(Problem description) Gather all lines with the word "name" in them.

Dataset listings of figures
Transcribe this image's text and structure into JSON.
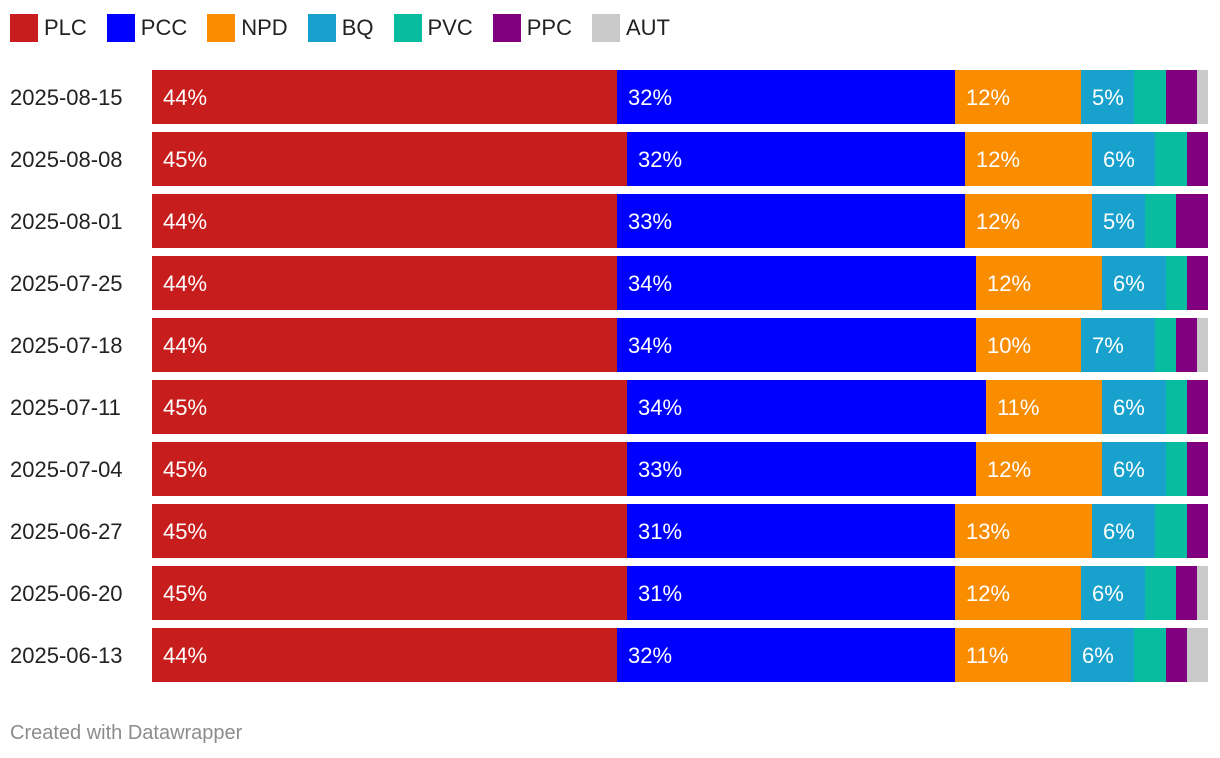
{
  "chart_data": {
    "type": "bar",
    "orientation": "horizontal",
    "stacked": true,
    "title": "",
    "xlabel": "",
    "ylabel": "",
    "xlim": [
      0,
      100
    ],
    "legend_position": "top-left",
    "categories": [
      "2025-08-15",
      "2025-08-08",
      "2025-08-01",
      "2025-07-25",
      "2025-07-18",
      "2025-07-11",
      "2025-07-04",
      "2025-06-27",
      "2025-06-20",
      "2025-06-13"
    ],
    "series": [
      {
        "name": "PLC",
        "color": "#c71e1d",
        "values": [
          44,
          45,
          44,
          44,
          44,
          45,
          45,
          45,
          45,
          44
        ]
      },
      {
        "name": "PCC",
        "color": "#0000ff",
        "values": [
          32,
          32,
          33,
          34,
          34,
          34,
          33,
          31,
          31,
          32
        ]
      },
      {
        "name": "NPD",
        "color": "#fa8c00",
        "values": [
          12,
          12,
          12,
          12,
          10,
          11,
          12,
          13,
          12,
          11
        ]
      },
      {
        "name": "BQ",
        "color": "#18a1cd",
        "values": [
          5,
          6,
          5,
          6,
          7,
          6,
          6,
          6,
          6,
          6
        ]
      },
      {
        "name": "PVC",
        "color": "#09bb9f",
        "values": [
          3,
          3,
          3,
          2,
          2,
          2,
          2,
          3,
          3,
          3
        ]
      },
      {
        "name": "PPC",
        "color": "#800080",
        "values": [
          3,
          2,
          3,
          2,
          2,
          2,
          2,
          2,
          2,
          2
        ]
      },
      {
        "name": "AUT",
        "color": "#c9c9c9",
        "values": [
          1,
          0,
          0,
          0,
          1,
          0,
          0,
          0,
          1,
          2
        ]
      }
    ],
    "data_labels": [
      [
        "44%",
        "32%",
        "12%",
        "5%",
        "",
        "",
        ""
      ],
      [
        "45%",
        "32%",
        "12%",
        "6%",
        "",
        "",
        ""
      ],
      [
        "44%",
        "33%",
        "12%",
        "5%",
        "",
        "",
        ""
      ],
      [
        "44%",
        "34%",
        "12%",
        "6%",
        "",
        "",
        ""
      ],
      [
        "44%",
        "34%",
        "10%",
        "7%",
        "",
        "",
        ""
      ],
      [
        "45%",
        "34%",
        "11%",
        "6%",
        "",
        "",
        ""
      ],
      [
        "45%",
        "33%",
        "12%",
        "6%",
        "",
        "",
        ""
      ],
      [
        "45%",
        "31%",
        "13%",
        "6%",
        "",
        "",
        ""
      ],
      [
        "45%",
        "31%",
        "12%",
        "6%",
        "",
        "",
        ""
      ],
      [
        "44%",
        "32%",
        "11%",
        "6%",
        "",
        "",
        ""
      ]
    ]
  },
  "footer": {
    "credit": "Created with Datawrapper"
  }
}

(Written response)
        "name": "PLC",
        "name": "PCC",
        "name": "NPD",
        "name": "BQ",
        "name": "PVC",
        "name": "PPC",
        "name": "AUT",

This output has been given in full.